> Problem statement
Scan the lines below for "CaCO₃"; report the number of lines that contain it, and only that.
»»
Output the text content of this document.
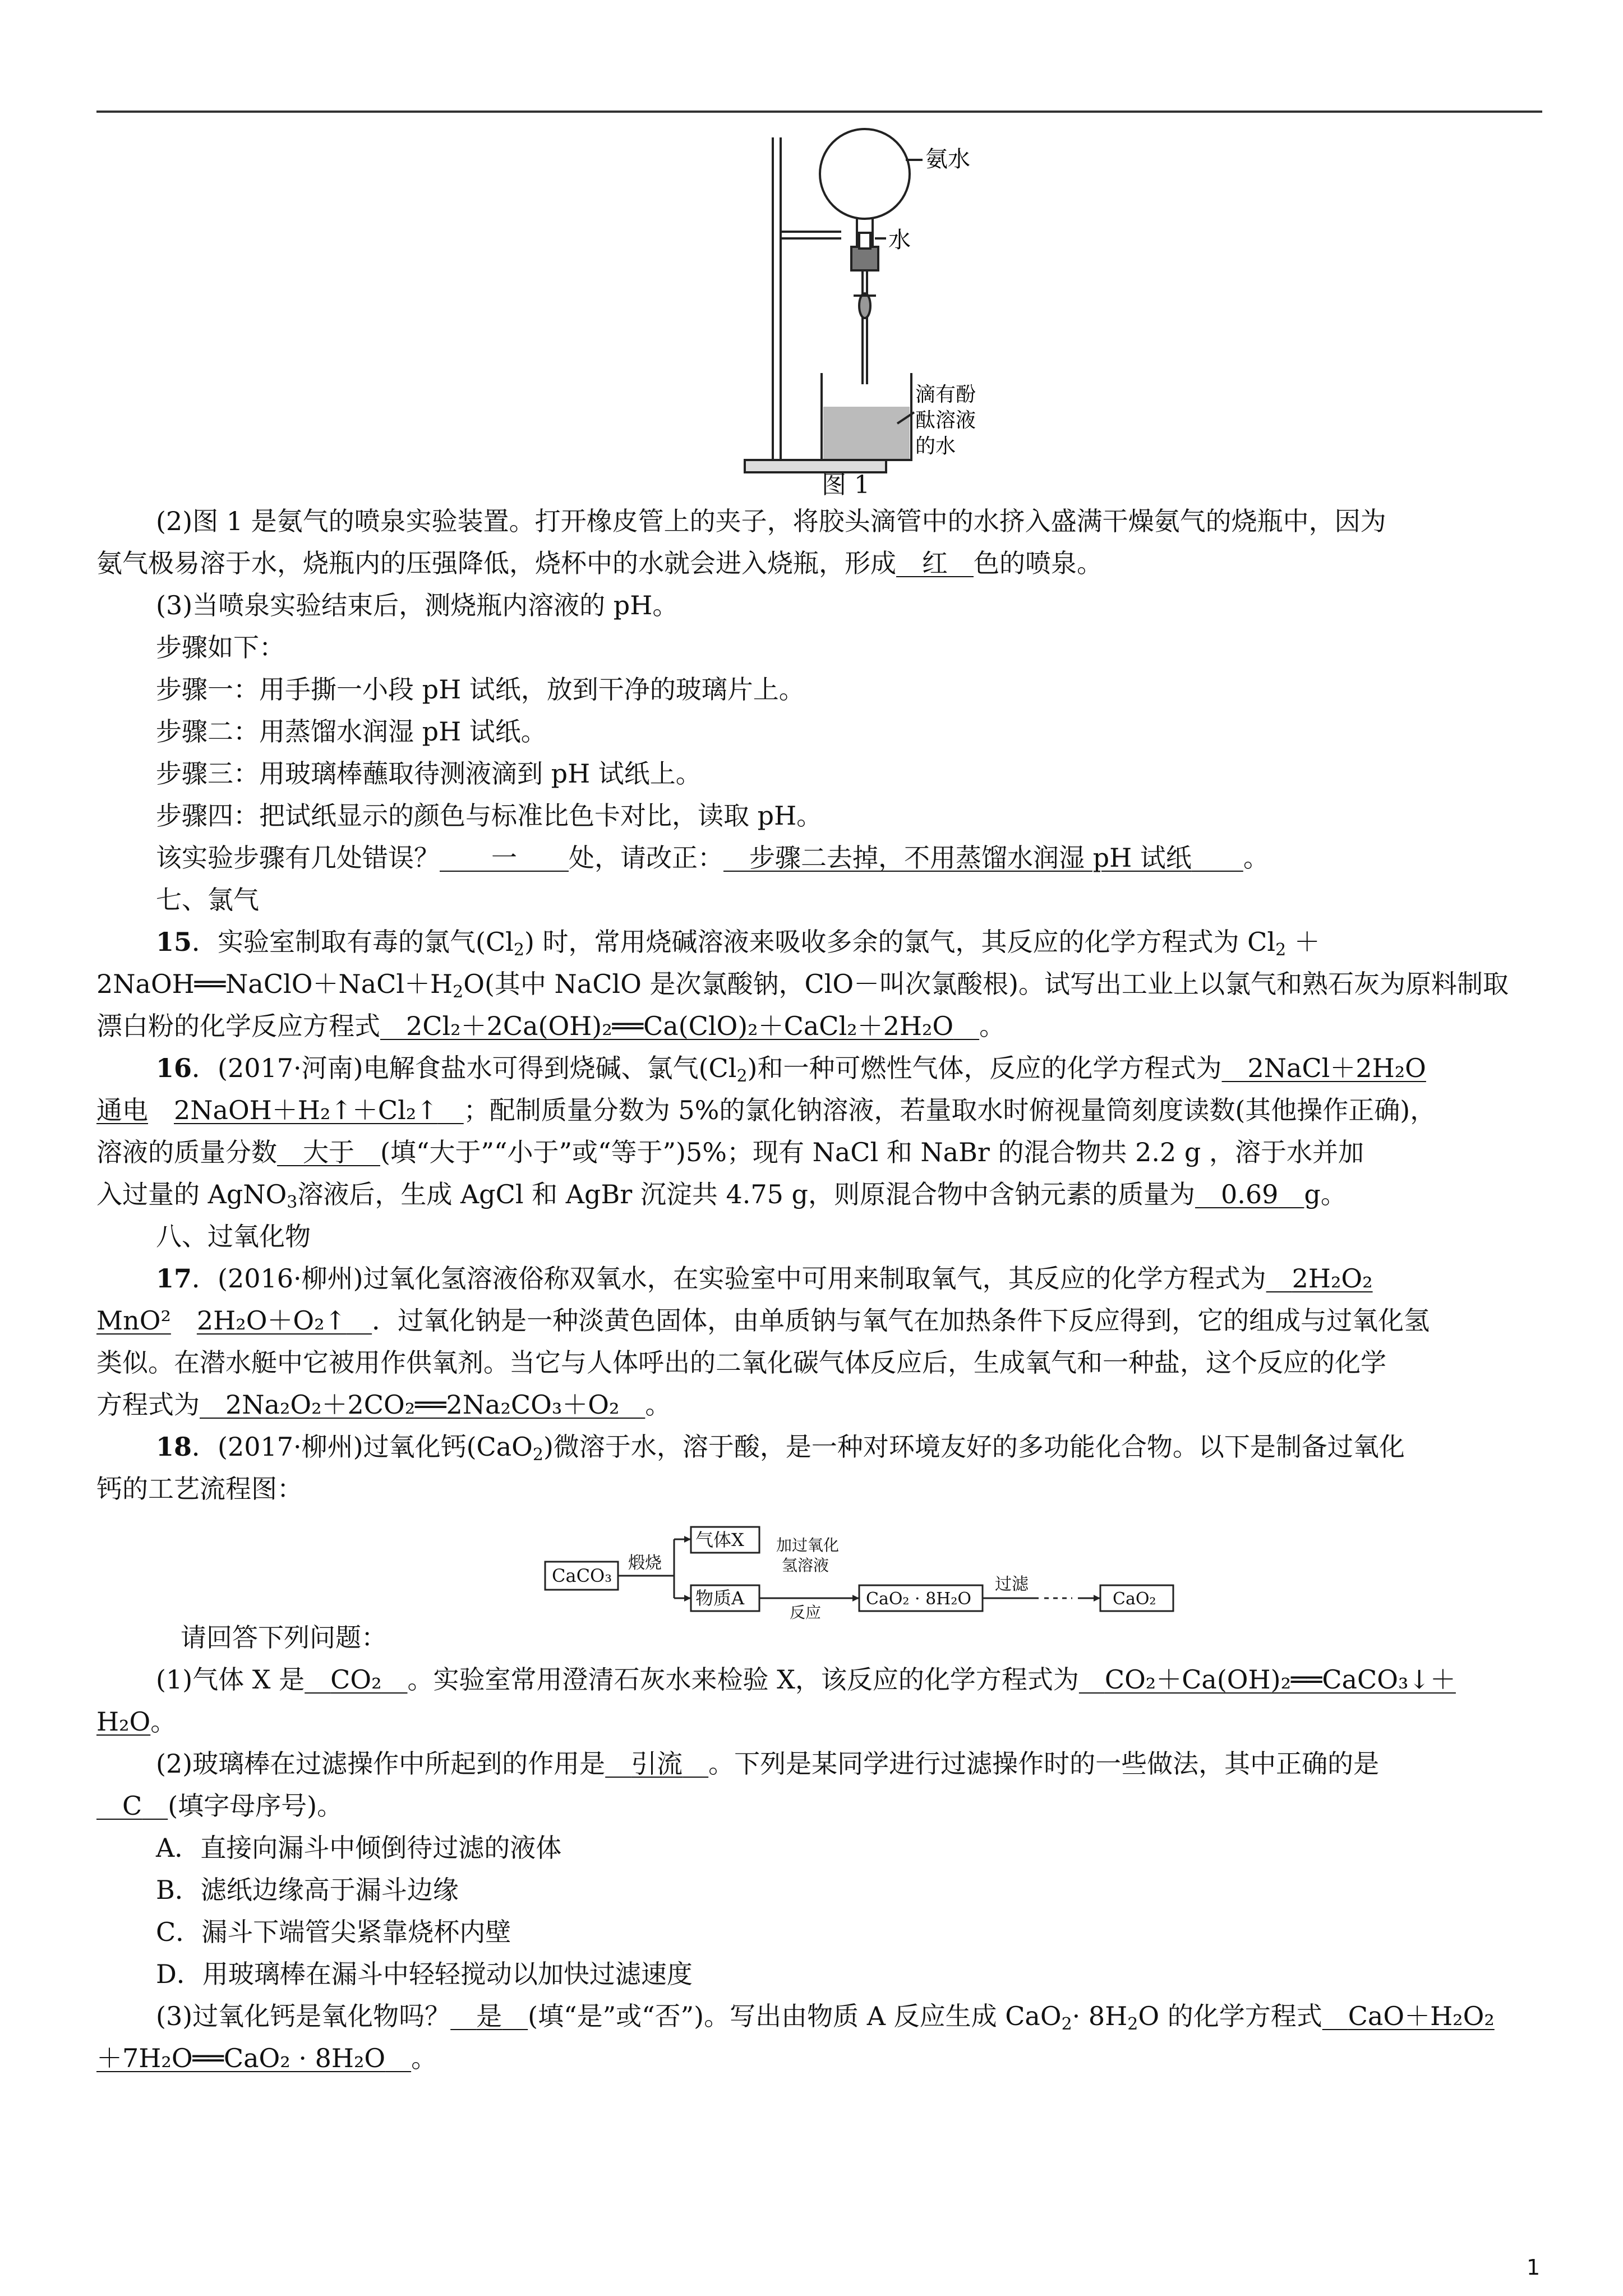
氨水
水
滴有酚
酞溶液
的水
图 1
(2)图 1 是氨气的喷泉实验装置。打开橡皮管上的夹子，将胶头滴管中的水挤入盛满干燥氨气的烧瓶中，因为
氨气极易溶于水，烧瓶内的压强降低，烧杯中的水就会进入烧瓶，形成  红  色的喷泉。
(3)当喷泉实验结束后，测烧瓶内溶液的 pH。
步骤如下：
步骤一：用手撕一小段 pH 试纸，放到干净的玻璃片上。
步骤二：用蒸馏水润湿 pH 试纸。
步骤三：用玻璃棒蘸取待测液滴到 pH 试纸上。
步骤四：把试纸显示的颜色与标准比色卡对比，读取 pH。
该实验步骤有几处错误？   一   处，请改正：  步骤二去掉，不用蒸馏水润湿 pH 试纸   。
七、氯气
15．实验室制取有毒的氯气$(Cl_2)$ 时，常用烧碱溶液来吸收多余的氯气，其反应的化学方程式为 $Cl_2$ ＋
$2NaOH══NaClO+NaCl+H_2O$(其中 NaClO 是次氯酸钠，ClO－叫次氯酸根)。试写出工业上以氯气和熟石灰为原料制取
漂白粉的化学反应方程式  2Cl₂＋2Ca(OH)₂══Ca(ClO)₂＋CaCl₂＋2H₂O  。
16．(2017·河南)电解食盐水可得到烧碱、氯气$(Cl_2)$和一种可燃性气体，反应的化学方程式为  2NaCl＋2H₂O
通电  2NaOH＋H₂↑＋Cl₂↑  ；配制质量分数为 5%的氯化钠溶液，若量取水时俯视量筒刻度读数(其他操作正确)，
溶液的质量分数  大于  (填“大于”“小于”或“等于”)5%；现有 NaCl 和 NaBr 的混合物共 2.2 g ，溶于水并加
入过量的 AgNO$_3$溶液后，生成 AgCl 和 AgBr 沉淀共 4.75 g，则原混合物中含钠元素的质量为  0.69  g。
八、过氧化物
17．(2016·柳州)过氧化氢溶液俗称双氧水，在实验室中可用来制取氧气，其反应的化学方程式为  2H₂O₂
MnO²  2H₂O＋O₂↑  ．过氧化钠是一种淡黄色固体，由单质钠与氧气在加热条件下反应得到，它的组成与过氧化氢
类似。在潜水艇中它被用作供氧剂。当它与人体呼出的二氧化碳气体反应后，生成氧气和一种盐，这个反应的化学
方程式为  2Na₂O₂＋2CO₂══2Na₂CO₃＋O₂  。
18．(2017·柳州)过氧化钙(CaO$_2$)微溶于水，溶于酸，是一种对环境友好的多功能化合物。以下是制备过氧化
钙的工艺流程图：
CaCO₃
煅烧
气体X
物质A
加过氧化
氢溶液
反应
CaO₂ · 8H₂O
过滤
CaO₂
请回答下列问题：
(1)气体 X 是  CO₂  。实验室常用澄清石灰水来检验 X，该反应的化学方程式为  CO₂＋Ca(OH)₂══CaCO₃↓＋
H₂O。
(2)玻璃棒在过滤操作中所起到的作用是  引流  。下列是某同学进行过滤操作时的一些做法，其中正确的是
 C  (填字母序号)。
A．直接向漏斗中倾倒待过滤的液体
B．滤纸边缘高于漏斗边缘
C．漏斗下端管尖紧靠烧杯内壁
D．用玻璃棒在漏斗中轻轻搅动以加快过滤速度
(3)过氧化钙是氧化物吗？  是  (填“是”或“否”)。写出由物质 A 反应生成 $CaO_2\cdot 8H_2O$ 的化学方程式  CaO＋H₂O₂
＋7H₂O══CaO₂ · 8H₂O  。
1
««
> Answer to this problem
2